**AIM**
Count every line below in which "title" occurs, then give only the count.

## Begin RECORDS SUPPLIED

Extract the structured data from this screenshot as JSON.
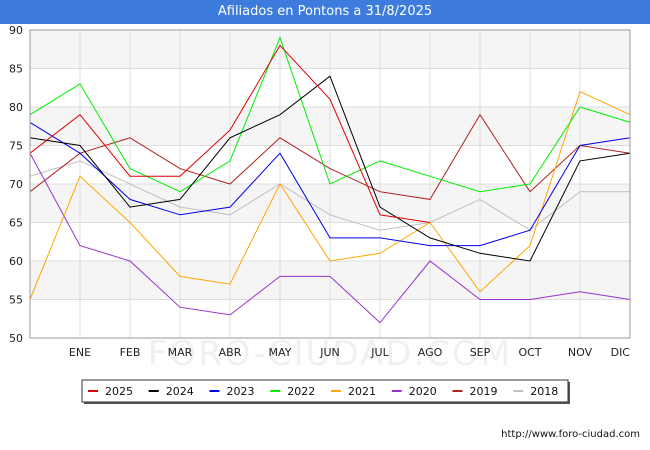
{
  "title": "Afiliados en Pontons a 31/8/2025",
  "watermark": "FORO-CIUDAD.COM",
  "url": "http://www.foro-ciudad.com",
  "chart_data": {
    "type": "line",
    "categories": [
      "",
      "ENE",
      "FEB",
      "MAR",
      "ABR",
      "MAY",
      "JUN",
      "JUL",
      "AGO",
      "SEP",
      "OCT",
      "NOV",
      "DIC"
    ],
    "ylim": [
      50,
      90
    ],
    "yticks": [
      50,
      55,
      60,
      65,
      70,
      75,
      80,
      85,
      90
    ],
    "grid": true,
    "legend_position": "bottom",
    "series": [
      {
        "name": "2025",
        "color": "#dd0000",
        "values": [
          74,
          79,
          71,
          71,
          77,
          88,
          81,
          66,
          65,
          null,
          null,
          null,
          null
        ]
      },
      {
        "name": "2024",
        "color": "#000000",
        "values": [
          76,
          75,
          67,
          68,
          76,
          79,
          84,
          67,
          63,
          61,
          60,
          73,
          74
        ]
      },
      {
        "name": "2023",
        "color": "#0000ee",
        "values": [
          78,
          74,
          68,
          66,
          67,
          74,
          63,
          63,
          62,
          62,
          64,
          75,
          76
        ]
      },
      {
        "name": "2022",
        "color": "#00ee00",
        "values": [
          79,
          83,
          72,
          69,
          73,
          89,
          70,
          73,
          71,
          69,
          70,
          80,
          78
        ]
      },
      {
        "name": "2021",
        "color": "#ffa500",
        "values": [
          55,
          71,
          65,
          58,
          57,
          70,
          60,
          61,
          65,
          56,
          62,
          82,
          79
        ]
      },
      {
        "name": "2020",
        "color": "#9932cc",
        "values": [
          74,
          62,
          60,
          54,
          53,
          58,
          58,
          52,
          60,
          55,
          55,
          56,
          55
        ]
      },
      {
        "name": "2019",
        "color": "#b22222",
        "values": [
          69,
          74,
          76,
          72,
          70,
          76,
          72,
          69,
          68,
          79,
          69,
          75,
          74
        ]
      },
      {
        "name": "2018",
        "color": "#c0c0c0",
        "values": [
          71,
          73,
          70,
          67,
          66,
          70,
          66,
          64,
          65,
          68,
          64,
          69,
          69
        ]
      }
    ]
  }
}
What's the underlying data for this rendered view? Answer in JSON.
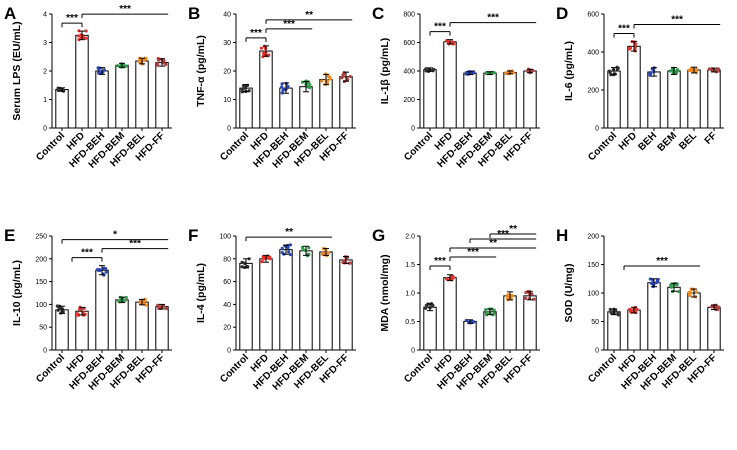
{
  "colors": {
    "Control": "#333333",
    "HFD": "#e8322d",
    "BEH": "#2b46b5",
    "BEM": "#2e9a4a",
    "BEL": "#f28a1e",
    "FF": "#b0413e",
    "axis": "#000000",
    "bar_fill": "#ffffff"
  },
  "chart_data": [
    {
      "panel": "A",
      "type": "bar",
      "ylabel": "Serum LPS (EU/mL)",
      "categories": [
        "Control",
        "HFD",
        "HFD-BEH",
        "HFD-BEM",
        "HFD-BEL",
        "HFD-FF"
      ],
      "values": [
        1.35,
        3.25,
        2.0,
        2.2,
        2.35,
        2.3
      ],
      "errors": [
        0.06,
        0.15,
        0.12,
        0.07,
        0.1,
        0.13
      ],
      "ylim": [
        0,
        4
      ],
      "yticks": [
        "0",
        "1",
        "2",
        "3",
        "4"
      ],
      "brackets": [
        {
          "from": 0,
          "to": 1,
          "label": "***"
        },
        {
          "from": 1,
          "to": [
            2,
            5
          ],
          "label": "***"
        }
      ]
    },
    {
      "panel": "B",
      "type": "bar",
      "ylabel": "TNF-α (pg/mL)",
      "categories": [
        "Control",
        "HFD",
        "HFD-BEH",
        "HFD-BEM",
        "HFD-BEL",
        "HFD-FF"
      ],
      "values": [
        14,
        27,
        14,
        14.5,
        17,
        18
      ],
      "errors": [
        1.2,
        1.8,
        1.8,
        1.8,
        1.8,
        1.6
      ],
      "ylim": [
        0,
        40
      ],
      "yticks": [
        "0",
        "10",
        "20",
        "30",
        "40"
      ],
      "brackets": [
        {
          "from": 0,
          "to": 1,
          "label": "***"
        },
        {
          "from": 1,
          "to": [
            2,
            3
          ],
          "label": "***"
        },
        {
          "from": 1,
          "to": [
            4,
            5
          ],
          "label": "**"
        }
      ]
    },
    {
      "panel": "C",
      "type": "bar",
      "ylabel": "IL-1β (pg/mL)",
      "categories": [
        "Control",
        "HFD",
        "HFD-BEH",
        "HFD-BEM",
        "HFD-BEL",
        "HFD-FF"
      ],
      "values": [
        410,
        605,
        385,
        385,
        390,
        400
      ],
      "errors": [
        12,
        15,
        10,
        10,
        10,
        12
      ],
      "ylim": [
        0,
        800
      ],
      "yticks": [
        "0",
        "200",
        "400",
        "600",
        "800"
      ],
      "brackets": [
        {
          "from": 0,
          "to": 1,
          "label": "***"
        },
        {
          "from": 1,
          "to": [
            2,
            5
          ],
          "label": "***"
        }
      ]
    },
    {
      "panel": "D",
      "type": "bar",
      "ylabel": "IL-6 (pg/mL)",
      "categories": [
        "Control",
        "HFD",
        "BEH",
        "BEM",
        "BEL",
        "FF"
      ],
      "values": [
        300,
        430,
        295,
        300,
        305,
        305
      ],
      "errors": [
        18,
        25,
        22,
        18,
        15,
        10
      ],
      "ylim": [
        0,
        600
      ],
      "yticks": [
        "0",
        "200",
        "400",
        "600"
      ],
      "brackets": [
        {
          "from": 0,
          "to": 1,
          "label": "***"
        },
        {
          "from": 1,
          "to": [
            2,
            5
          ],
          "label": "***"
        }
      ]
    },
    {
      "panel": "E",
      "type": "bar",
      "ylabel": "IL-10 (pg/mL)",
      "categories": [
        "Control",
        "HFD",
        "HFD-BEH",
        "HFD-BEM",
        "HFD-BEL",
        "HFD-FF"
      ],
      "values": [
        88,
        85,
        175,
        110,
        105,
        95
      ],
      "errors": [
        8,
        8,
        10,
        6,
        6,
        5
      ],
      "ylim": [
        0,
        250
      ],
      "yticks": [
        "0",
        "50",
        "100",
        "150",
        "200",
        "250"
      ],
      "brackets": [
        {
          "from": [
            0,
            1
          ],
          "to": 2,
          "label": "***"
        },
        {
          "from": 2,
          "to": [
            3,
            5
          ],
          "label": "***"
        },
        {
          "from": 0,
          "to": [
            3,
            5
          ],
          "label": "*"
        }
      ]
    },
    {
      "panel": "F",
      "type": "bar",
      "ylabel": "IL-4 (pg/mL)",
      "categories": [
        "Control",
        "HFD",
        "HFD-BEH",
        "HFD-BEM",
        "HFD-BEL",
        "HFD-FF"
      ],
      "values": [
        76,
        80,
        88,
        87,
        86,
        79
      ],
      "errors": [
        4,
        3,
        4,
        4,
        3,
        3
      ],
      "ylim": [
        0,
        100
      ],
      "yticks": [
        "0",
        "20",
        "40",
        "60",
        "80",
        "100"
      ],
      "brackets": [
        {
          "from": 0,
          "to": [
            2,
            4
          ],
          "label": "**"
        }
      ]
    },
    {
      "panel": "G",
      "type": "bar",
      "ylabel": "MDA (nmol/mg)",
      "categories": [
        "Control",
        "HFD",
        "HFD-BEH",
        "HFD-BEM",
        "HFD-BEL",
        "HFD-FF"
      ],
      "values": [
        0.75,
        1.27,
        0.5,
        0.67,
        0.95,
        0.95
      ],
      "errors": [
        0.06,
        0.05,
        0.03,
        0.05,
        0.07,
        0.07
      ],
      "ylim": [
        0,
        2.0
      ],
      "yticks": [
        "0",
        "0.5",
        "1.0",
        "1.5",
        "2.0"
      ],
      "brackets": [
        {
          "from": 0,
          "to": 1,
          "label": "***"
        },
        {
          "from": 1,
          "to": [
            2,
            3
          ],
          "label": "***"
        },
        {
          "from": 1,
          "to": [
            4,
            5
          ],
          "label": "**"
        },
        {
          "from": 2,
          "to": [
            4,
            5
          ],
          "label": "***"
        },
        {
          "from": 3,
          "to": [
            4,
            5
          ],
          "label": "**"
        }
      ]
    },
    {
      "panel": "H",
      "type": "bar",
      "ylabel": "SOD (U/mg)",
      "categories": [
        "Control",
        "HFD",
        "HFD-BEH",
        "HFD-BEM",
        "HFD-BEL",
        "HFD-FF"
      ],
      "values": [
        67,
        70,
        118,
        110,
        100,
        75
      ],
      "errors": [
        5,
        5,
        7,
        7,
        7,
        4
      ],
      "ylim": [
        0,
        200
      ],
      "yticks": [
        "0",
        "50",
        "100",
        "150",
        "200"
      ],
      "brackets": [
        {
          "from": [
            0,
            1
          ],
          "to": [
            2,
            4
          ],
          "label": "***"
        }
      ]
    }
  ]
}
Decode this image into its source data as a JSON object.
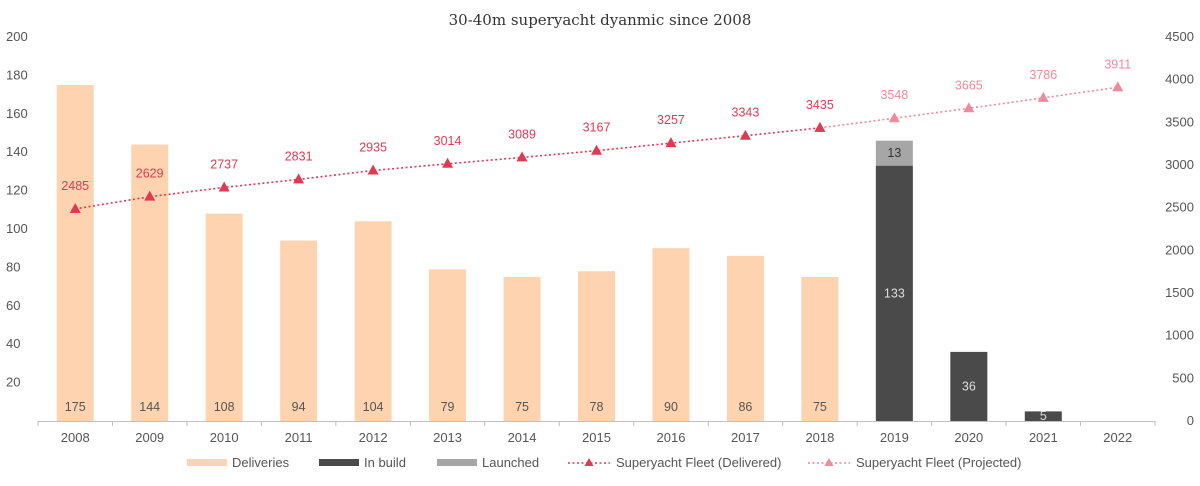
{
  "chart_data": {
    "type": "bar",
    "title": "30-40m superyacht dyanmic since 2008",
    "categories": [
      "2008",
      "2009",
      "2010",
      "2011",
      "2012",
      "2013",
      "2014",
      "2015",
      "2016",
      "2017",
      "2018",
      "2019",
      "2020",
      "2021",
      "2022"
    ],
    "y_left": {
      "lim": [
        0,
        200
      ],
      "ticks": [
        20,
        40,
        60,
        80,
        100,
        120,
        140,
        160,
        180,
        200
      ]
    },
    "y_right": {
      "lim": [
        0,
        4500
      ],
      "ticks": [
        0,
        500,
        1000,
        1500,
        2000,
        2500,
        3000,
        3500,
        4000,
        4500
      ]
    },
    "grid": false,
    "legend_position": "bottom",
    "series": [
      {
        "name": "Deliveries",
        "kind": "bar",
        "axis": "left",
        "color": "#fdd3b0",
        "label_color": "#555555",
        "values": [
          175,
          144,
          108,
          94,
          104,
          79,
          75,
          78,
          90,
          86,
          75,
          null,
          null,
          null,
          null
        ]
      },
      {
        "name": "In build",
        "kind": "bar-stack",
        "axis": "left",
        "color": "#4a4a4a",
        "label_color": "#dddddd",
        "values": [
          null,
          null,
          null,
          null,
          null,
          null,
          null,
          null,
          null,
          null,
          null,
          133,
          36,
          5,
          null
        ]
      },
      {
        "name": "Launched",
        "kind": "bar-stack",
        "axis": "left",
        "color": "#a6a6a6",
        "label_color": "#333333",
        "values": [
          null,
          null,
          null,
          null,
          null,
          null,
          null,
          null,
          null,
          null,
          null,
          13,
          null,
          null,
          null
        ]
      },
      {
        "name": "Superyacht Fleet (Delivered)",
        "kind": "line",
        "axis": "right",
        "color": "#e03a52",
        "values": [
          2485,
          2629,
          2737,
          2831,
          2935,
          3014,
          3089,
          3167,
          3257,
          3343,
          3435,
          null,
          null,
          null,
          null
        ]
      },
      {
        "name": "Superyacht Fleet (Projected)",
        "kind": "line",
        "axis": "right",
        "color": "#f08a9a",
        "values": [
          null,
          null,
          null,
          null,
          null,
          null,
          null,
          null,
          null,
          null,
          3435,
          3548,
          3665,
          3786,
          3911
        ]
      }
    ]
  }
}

## End RECORDS SUPPLIED

**EXERCISE RESULT**
2